Copy, from the entries below, each line in which the string "上期回放" appears.

====== MATERIAL PROVIDED

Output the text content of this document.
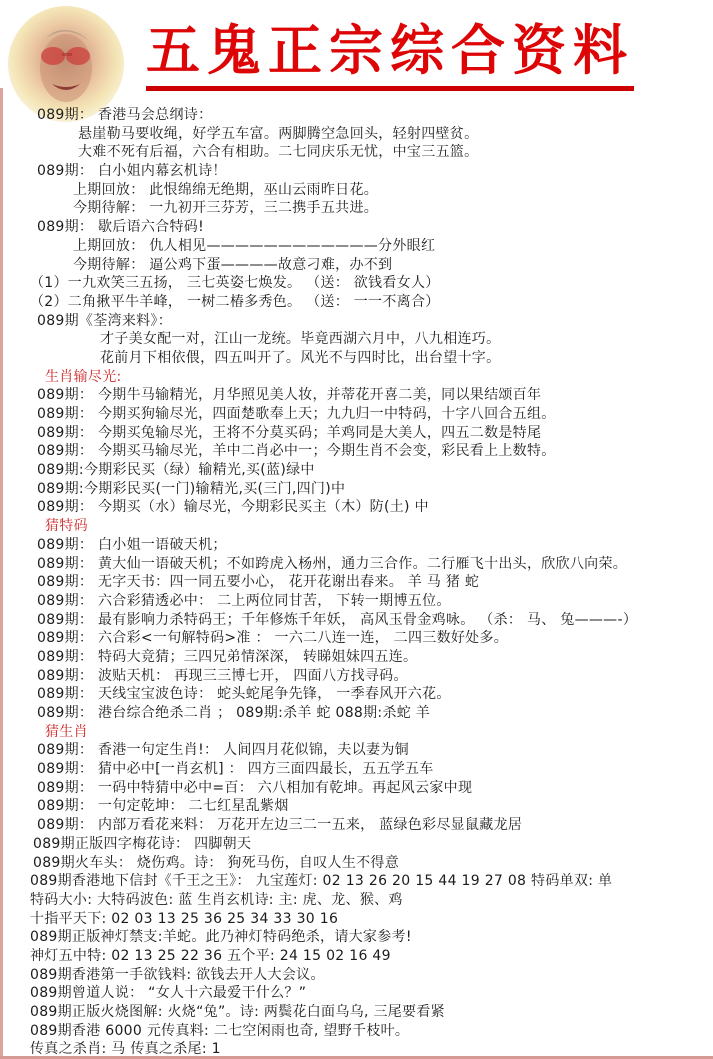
五鬼正宗综合资料
089期： 香港马会总纲诗：
悬崖勒马要收绳，好学五车富。两脚腾空急回头，轻射四壁贫。
大难不死有后福，六合有相助。二七同庆乐无忧，中宝三五篮。
089期： 白小姐内幕玄机诗！
上期回放： 此恨绵绵无绝期，巫山云雨昨日花。
今期待解： 一九初开三芬芳，三二携手五共进。
089期： 歇后语六合特码!
上期回放： 仇人相见————————————分外眼红
今期待解： 逼公鸡下蛋————故意刁难，办不到
（1）一九欢笑三五扬， 三七英姿七焕发。 （送： 欲钱看女人）
（2）二角揪平牛羊峰， 一树二椿多秀色。 （送： 一一不离合）
089期《荃湾来料》：
才子美女配一对，江山一龙统。毕竟西湖六月中，八九相连巧。
花前月下相依偎，四五叫开了。风光不与四时比，出台望十字。
生肖输尽光:
089期： 今期牛马输精光，月华照见美人妆，并蒂花开喜二美，同以果结颂百年
089期： 今期买狗输尽光，四面楚歌奉上天；九九归一中特码，十字八回合五组。
089期： 今期买兔输尽光，王将不分莫买码；羊鸡同是大美人，四五二数是特尾
089期： 今期买马输尽光，羊中二肖必中一；今期生肖不会变，彩民看上上数特。
089期:今期彩民买（绿）输精光,买(蓝)绿中
089期:今期彩民买(一门)输精光,买(三门,四门)中
089期： 今期买（水）输尽光，今期彩民买主（木）防(土) 中
猜特码
089期： 白小姐一语破天机；
089期： 黄大仙一语破天机；不如跨虎入杨州，通力三合作。二行雁飞十出头，欣欣八向荣。
089期： 无字天书：四一同五要小心， 花开花谢出春来。 羊 马 猪 蛇
089期： 六合彩猜透必中： 二上两位同甘苦， 下转一期博五位。
089期： 最有影响力杀特码王；千年修炼千年妖， 高风玉骨金鸡咏。 （杀： 马、 兔———-）
089期： 六合彩<一句解特码>准 ： 一六二八连一连， 二四三数好处多。
089期： 特码大竞猜；三四兄弟情深深， 转睇姐妹四五连。
089期： 波贴天机： 再现三三博七开， 四面八方找寻码。
089期： 天线宝宝波色诗： 蛇头蛇尾争先锋， 一季春风开六花。
089期： 港台综合绝杀二肖 ； 089期:杀羊 蛇 088期:杀蛇 羊
猜生肖
089期： 香港一句定生肖!： 人间四月花似锦，夫以妻为铜
089期： 猜中必中[一肖玄机] ： 四方三面四最长，五五学五车
089期： 一码中特猜中必中=百： 六八相加有乾坤。再起风云家中现
089期： 一句定乾坤： 二七红星乱紫烟
089期： 内部万看花来料： 万花开左边三二一五来， 蓝绿色彩尽显鼠藏龙居
089期正版四字梅花诗： 四脚朝天
089期火车头： 烧伤鸡。诗： 狗死马伤，自叹人生不得意
089期香港地下信封《千王之王》： 九宝莲灯: 02 13 26 20 15 44 19 27 08 特码单双: 单
特码大小: 大特码波色: 蓝 生肖玄机诗: 主: 虎、龙、猴、鸡
十指平天下: 02 03 13 25 36 25 34 33 30 16
089期正版神灯禁支:羊蛇。此乃神灯特码绝杀，请大家参考!
神灯五中特: 02 13 25 22 36 五个平: 24 15 02 16 49
089期香港第一手欲钱料: 欲钱去开人大会议。
089期曾道人说： “女人十六最爱干什么？”
089期正版火烧图解: 火烧“兔”。诗: 两鬓花白面乌乌, 三尾要看紧
089期香港 6000 元传真料: 二七空闲雨也奇, 望野千枝叶。
传真之杀肖: 马 传真之杀尾: 1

============

> _WRITTEN RESPONSE_:
上期回放： 此恨绵绵无绝期，巫山云雨昨日花。
上期回放： 仇人相见————————————分外眼红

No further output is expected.